### AIM
Check each line of the entries below for the string "this"; copy every line where it appears.

Collected data entries
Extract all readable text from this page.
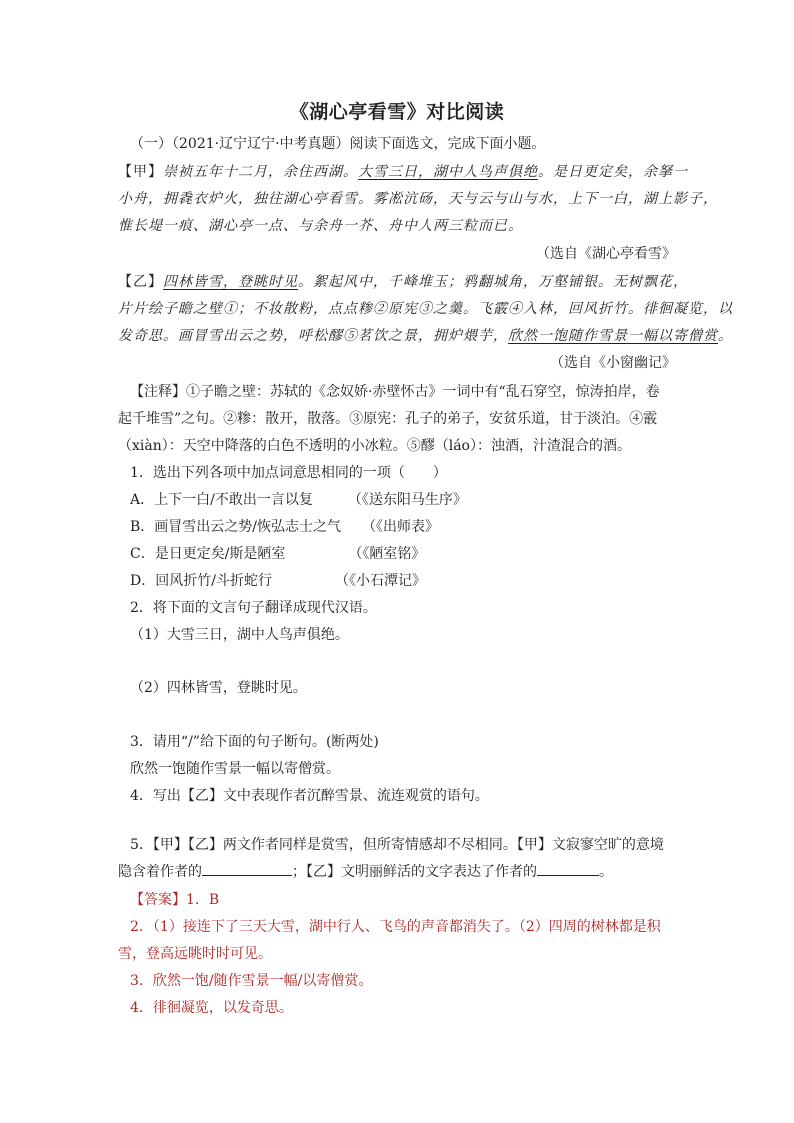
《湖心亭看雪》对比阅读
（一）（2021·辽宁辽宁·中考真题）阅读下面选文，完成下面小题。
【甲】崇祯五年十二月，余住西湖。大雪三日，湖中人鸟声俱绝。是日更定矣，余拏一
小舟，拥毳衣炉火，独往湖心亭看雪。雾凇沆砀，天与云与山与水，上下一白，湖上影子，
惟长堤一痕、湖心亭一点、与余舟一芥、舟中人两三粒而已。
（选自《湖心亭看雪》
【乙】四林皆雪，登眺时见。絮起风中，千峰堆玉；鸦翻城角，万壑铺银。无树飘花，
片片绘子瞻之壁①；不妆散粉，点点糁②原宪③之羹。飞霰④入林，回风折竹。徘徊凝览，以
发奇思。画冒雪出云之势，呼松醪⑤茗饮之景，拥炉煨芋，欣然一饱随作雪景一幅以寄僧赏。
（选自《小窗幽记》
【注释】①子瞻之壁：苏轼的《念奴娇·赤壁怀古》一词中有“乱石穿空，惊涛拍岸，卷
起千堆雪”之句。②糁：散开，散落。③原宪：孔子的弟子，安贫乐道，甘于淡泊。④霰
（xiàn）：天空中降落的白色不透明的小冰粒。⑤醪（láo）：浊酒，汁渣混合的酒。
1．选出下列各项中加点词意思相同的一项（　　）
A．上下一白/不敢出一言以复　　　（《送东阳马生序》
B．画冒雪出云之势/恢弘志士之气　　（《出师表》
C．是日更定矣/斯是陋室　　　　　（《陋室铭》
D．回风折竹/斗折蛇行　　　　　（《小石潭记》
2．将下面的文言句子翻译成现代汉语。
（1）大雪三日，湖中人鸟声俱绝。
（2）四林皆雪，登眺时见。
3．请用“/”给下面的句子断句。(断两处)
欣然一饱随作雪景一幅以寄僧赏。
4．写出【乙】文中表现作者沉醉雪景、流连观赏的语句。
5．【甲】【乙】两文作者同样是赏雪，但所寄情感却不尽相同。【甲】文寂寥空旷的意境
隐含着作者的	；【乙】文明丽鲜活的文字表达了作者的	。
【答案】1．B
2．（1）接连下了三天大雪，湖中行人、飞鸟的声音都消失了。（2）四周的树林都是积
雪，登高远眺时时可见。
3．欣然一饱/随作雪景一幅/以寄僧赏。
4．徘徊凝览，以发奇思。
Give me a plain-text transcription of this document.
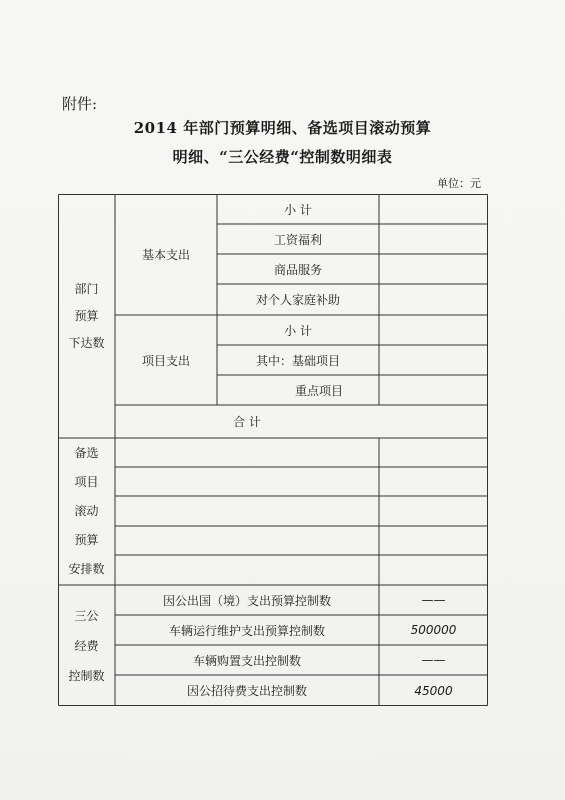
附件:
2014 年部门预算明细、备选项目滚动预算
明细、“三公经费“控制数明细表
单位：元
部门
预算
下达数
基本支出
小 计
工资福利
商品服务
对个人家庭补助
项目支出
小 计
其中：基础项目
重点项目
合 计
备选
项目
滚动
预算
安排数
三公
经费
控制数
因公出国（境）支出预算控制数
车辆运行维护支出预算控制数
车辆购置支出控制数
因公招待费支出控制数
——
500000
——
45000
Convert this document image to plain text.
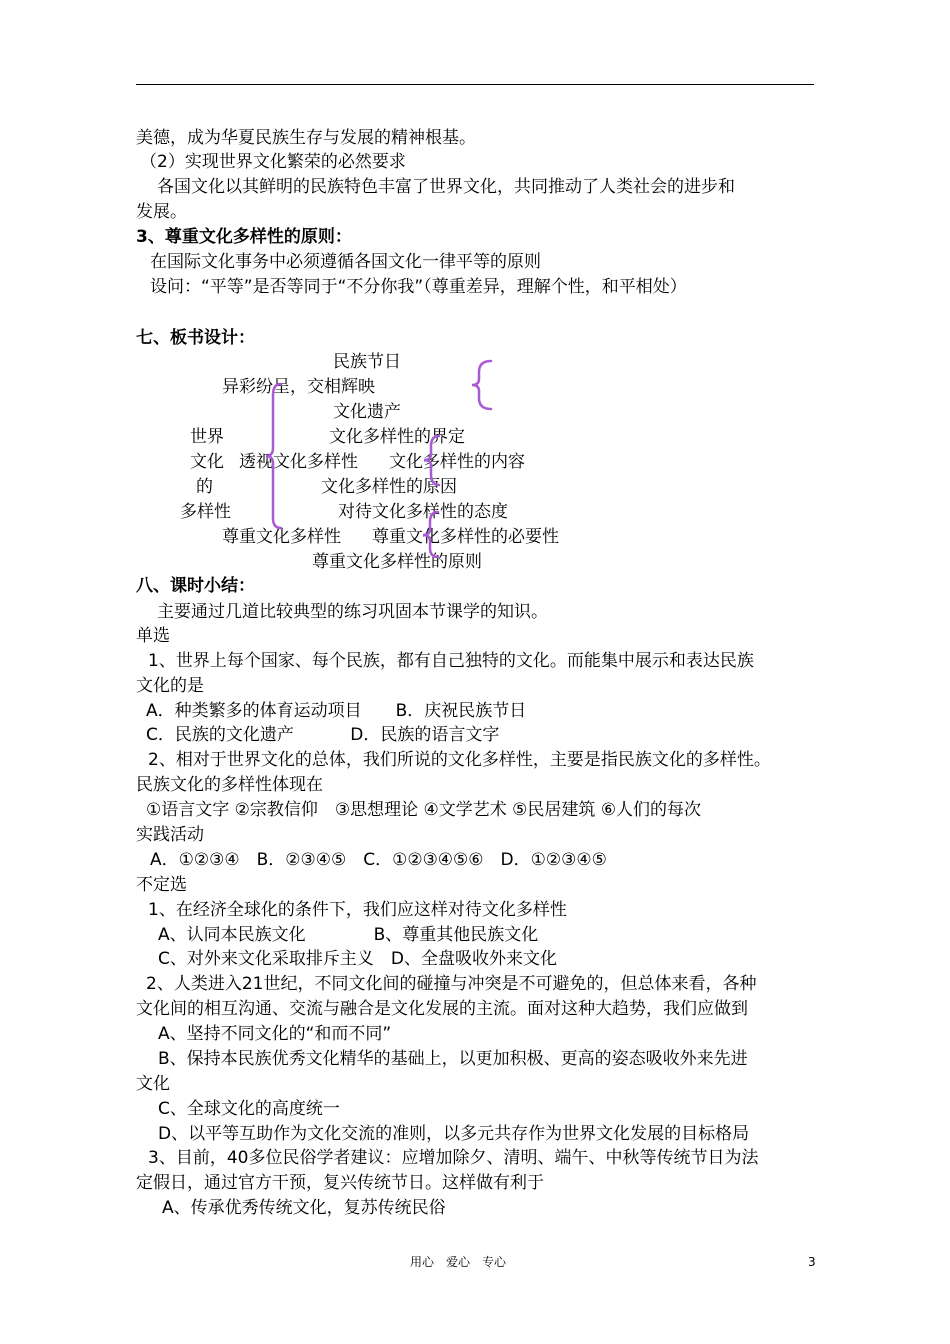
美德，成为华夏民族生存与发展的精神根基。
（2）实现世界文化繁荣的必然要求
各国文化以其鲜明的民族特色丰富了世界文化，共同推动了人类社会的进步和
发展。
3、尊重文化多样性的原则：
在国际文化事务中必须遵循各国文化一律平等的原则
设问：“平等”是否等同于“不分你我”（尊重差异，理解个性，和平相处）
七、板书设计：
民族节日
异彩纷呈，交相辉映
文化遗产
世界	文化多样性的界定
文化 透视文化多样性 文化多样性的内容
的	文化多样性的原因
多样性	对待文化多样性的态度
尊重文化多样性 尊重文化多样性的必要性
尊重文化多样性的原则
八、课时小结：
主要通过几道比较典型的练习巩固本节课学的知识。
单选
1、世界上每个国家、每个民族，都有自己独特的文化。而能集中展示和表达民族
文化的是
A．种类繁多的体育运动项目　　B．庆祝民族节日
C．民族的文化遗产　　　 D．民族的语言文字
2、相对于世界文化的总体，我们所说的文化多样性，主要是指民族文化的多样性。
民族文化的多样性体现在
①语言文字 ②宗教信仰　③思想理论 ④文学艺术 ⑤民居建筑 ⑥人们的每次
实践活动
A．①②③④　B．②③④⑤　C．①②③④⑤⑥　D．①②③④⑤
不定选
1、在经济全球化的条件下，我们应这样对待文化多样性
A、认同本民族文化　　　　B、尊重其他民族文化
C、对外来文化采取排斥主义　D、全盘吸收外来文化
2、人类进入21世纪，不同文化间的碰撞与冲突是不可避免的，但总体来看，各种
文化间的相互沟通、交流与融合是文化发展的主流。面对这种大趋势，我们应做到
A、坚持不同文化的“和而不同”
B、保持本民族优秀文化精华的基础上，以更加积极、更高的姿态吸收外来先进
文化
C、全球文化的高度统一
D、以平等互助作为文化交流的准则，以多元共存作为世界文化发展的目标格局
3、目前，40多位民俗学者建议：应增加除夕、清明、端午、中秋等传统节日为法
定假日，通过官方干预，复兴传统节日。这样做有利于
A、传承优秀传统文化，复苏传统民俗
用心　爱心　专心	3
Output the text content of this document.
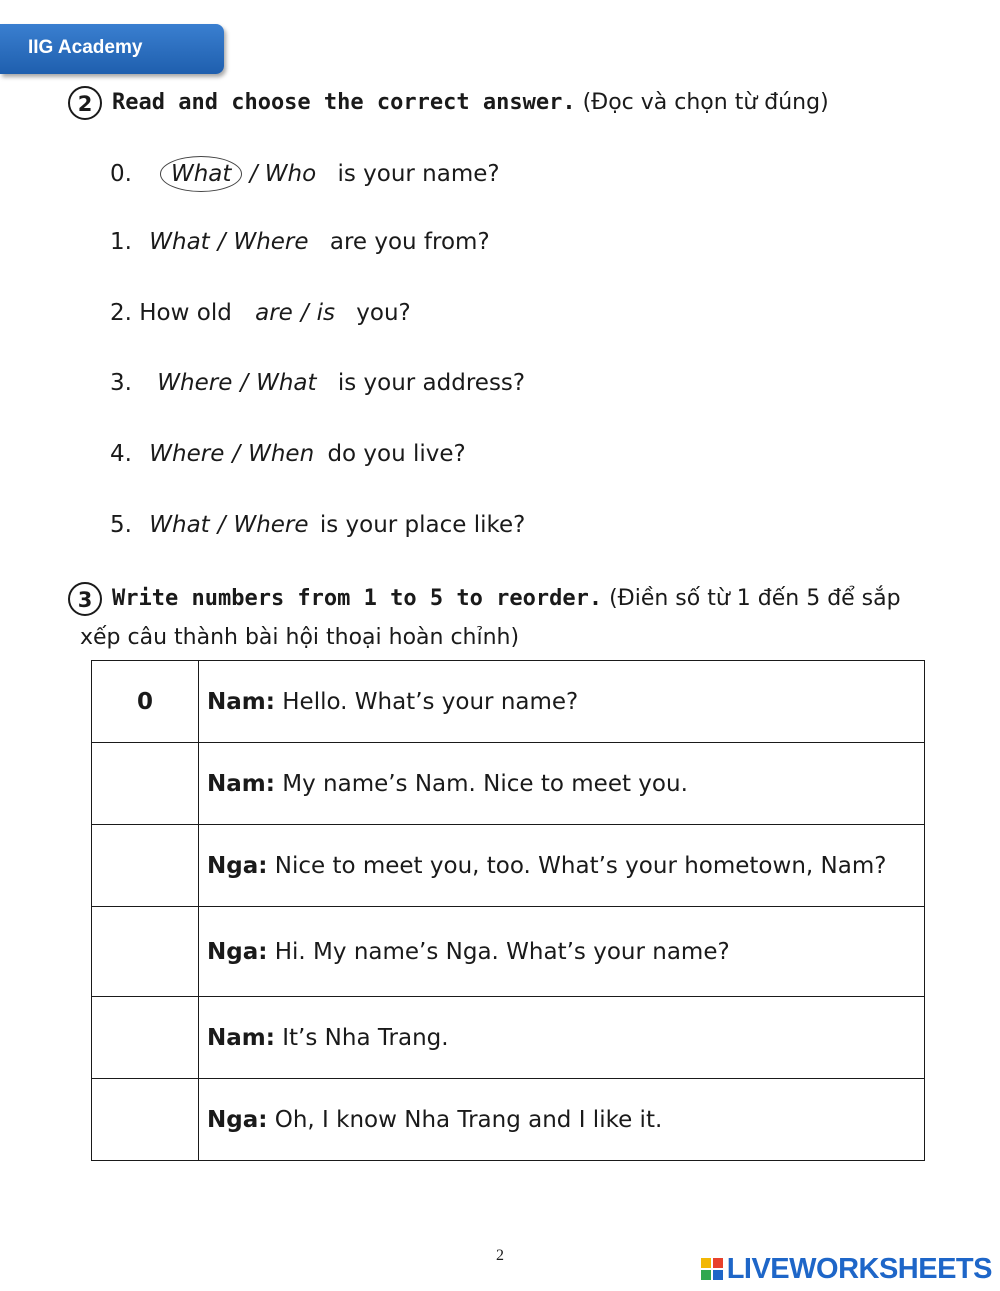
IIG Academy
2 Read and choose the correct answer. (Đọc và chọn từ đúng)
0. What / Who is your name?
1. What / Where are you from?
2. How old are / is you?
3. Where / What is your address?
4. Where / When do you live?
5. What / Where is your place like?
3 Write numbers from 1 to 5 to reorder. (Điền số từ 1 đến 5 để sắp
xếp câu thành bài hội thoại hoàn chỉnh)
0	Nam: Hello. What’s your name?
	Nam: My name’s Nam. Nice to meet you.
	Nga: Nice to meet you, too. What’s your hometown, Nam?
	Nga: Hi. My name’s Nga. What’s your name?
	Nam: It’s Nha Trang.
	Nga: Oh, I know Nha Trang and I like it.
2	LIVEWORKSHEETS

### ANSWER TO THE PROBLEM
Extract all readable text from this page.
Give me a plain-text transcription of this document.
Convert this document image to plain text.
Output the text content of this document.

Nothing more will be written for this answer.